● **SET TASK**
The records that follow must be repeated verbatim, every one of them.

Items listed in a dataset
* * * * *

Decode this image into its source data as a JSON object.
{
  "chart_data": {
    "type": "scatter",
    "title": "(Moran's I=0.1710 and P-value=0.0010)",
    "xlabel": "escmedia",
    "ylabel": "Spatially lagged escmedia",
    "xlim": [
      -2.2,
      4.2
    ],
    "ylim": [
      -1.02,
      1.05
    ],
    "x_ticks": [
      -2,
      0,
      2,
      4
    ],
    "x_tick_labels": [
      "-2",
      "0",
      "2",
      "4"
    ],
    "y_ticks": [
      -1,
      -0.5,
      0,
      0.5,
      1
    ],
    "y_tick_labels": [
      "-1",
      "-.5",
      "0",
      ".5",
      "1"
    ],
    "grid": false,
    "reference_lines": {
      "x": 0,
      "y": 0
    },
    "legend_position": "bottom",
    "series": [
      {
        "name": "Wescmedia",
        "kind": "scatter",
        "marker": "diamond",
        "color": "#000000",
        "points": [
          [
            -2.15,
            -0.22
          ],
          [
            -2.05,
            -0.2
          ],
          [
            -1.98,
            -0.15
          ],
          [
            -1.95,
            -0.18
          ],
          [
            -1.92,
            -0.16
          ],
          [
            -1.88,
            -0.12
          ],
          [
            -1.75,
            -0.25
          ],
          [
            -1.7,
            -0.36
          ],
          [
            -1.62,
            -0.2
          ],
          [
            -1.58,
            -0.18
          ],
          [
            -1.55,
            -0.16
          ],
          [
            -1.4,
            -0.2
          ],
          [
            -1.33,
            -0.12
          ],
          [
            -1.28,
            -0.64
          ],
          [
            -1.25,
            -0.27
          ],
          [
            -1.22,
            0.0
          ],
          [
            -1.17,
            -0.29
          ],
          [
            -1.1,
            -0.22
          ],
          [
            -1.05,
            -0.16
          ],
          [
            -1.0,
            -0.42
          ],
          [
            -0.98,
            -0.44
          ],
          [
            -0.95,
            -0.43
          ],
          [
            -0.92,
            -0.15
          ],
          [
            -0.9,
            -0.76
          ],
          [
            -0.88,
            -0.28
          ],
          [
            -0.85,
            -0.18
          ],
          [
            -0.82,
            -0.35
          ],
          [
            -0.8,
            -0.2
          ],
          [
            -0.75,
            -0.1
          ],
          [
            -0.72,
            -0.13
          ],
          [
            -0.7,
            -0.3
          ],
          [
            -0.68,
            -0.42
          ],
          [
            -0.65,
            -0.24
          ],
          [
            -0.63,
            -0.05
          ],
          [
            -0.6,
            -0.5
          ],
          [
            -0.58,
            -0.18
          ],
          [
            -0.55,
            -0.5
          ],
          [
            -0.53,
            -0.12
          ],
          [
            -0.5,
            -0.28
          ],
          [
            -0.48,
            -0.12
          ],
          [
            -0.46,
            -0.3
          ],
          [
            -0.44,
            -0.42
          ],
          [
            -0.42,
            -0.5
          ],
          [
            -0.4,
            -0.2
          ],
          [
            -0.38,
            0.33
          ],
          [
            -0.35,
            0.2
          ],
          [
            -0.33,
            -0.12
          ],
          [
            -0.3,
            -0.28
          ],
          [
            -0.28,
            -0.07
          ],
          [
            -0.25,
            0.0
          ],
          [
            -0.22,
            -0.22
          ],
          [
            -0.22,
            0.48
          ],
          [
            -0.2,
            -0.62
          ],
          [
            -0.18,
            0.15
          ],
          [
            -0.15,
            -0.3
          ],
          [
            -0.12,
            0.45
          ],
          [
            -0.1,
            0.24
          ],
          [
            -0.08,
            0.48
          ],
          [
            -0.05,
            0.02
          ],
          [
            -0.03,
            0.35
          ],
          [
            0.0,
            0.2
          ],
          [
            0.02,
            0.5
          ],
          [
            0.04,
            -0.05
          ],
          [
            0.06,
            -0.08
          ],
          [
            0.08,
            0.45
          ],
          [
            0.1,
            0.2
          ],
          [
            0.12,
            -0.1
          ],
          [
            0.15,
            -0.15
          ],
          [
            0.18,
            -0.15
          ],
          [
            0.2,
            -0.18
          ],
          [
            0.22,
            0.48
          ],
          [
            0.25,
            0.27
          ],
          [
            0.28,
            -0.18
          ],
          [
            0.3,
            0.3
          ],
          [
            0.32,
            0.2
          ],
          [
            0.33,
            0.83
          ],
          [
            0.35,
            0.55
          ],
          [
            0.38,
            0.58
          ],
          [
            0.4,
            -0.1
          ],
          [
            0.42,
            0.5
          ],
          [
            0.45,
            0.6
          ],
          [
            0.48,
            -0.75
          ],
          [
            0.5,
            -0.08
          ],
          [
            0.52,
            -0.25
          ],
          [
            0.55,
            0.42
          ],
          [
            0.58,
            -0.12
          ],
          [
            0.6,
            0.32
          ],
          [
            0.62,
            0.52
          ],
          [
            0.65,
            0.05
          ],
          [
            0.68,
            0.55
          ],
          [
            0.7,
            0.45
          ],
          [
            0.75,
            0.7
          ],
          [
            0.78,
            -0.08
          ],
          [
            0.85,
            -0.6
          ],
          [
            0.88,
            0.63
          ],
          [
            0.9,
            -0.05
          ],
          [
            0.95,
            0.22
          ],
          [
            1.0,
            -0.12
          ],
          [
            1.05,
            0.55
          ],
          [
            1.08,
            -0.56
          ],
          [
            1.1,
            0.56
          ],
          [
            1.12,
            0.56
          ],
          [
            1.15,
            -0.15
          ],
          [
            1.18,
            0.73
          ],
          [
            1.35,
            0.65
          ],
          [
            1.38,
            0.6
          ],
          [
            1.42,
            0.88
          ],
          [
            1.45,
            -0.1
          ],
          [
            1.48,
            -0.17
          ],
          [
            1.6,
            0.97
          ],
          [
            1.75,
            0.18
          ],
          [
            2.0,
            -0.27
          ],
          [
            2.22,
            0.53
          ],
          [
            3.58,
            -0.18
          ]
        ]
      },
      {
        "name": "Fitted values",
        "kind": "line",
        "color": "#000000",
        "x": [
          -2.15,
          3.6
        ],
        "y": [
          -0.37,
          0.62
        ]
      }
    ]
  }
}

* * * * *

● **RESULT**
Decode this image into its source data as a JSON object.
{
  "chart_data": {
    "type": "scatter",
    "title": "(Moran's I=0.1710 and P-value=0.0010)",
    "xlabel": "escmedia",
    "ylabel": "Spatially lagged escmedia",
    "xlim": [
      -2.2,
      4.2
    ],
    "ylim": [
      -1.02,
      1.05
    ],
    "x_ticks": [
      -2,
      0,
      2,
      4
    ],
    "x_tick_labels": [
      "-2",
      "0",
      "2",
      "4"
    ],
    "y_ticks": [
      -1,
      -0.5,
      0,
      0.5,
      1
    ],
    "y_tick_labels": [
      "-1",
      "-.5",
      "0",
      ".5",
      "1"
    ],
    "grid": false,
    "reference_lines": {
      "x": 0,
      "y": 0
    },
    "legend_position": "bottom",
    "series": [
      {
        "name": "Wescmedia",
        "kind": "scatter",
        "marker": "diamond",
        "color": "#000000",
        "points": [
          [
            -2.15,
            -0.22
          ],
          [
            -2.05,
            -0.2
          ],
          [
            -1.98,
            -0.15
          ],
          [
            -1.95,
            -0.18
          ],
          [
            -1.92,
            -0.16
          ],
          [
            -1.88,
            -0.12
          ],
          [
            -1.75,
            -0.25
          ],
          [
            -1.7,
            -0.36
          ],
          [
            -1.62,
            -0.2
          ],
          [
            -1.58,
            -0.18
          ],
          [
            -1.55,
            -0.16
          ],
          [
            -1.4,
            -0.2
          ],
          [
            -1.33,
            -0.12
          ],
          [
            -1.28,
            -0.64
          ],
          [
            -1.25,
            -0.27
          ],
          [
            -1.22,
            0.0
          ],
          [
            -1.17,
            -0.29
          ],
          [
            -1.1,
            -0.22
          ],
          [
            -1.05,
            -0.16
          ],
          [
            -1.0,
            -0.42
          ],
          [
            -0.98,
            -0.44
          ],
          [
            -0.95,
            -0.43
          ],
          [
            -0.92,
            -0.15
          ],
          [
            -0.9,
            -0.76
          ],
          [
            -0.88,
            -0.28
          ],
          [
            -0.85,
            -0.18
          ],
          [
            -0.82,
            -0.35
          ],
          [
            -0.8,
            -0.2
          ],
          [
            -0.75,
            -0.1
          ],
          [
            -0.72,
            -0.13
          ],
          [
            -0.7,
            -0.3
          ],
          [
            -0.68,
            -0.42
          ],
          [
            -0.65,
            -0.24
          ],
          [
            -0.63,
            -0.05
          ],
          [
            -0.6,
            -0.5
          ],
          [
            -0.58,
            -0.18
          ],
          [
            -0.55,
            -0.5
          ],
          [
            -0.53,
            -0.12
          ],
          [
            -0.5,
            -0.28
          ],
          [
            -0.48,
            -0.12
          ],
          [
            -0.46,
            -0.3
          ],
          [
            -0.44,
            -0.42
          ],
          [
            -0.42,
            -0.5
          ],
          [
            -0.4,
            -0.2
          ],
          [
            -0.38,
            0.33
          ],
          [
            -0.35,
            0.2
          ],
          [
            -0.33,
            -0.12
          ],
          [
            -0.3,
            -0.28
          ],
          [
            -0.28,
            -0.07
          ],
          [
            -0.25,
            0.0
          ],
          [
            -0.22,
            -0.22
          ],
          [
            -0.22,
            0.48
          ],
          [
            -0.2,
            -0.62
          ],
          [
            -0.18,
            0.15
          ],
          [
            -0.15,
            -0.3
          ],
          [
            -0.12,
            0.45
          ],
          [
            -0.1,
            0.24
          ],
          [
            -0.08,
            0.48
          ],
          [
            -0.05,
            0.02
          ],
          [
            -0.03,
            0.35
          ],
          [
            0.0,
            0.2
          ],
          [
            0.02,
            0.5
          ],
          [
            0.04,
            -0.05
          ],
          [
            0.06,
            -0.08
          ],
          [
            0.08,
            0.45
          ],
          [
            0.1,
            0.2
          ],
          [
            0.12,
            -0.1
          ],
          [
            0.15,
            -0.15
          ],
          [
            0.18,
            -0.15
          ],
          [
            0.2,
            -0.18
          ],
          [
            0.22,
            0.48
          ],
          [
            0.25,
            0.27
          ],
          [
            0.28,
            -0.18
          ],
          [
            0.3,
            0.3
          ],
          [
            0.32,
            0.2
          ],
          [
            0.33,
            0.83
          ],
          [
            0.35,
            0.55
          ],
          [
            0.38,
            0.58
          ],
          [
            0.4,
            -0.1
          ],
          [
            0.42,
            0.5
          ],
          [
            0.45,
            0.6
          ],
          [
            0.48,
            -0.75
          ],
          [
            0.5,
            -0.08
          ],
          [
            0.52,
            -0.25
          ],
          [
            0.55,
            0.42
          ],
          [
            0.58,
            -0.12
          ],
          [
            0.6,
            0.32
          ],
          [
            0.62,
            0.52
          ],
          [
            0.65,
            0.05
          ],
          [
            0.68,
            0.55
          ],
          [
            0.7,
            0.45
          ],
          [
            0.75,
            0.7
          ],
          [
            0.78,
            -0.08
          ],
          [
            0.85,
            -0.6
          ],
          [
            0.88,
            0.63
          ],
          [
            0.9,
            -0.05
          ],
          [
            0.95,
            0.22
          ],
          [
            1.0,
            -0.12
          ],
          [
            1.05,
            0.55
          ],
          [
            1.08,
            -0.56
          ],
          [
            1.1,
            0.56
          ],
          [
            1.12,
            0.56
          ],
          [
            1.15,
            -0.15
          ],
          [
            1.18,
            0.73
          ],
          [
            1.35,
            0.65
          ],
          [
            1.38,
            0.6
          ],
          [
            1.42,
            0.88
          ],
          [
            1.45,
            -0.1
          ],
          [
            1.48,
            -0.17
          ],
          [
            1.6,
            0.97
          ],
          [
            1.75,
            0.18
          ],
          [
            2.0,
            -0.27
          ],
          [
            2.22,
            0.53
          ],
          [
            3.58,
            -0.18
          ]
        ]
      },
      {
        "name": "Fitted values",
        "kind": "line",
        "color": "#000000",
        "x": [
          -2.15,
          3.6
        ],
        "y": [
          -0.37,
          0.62
        ]
      }
    ]
  }
}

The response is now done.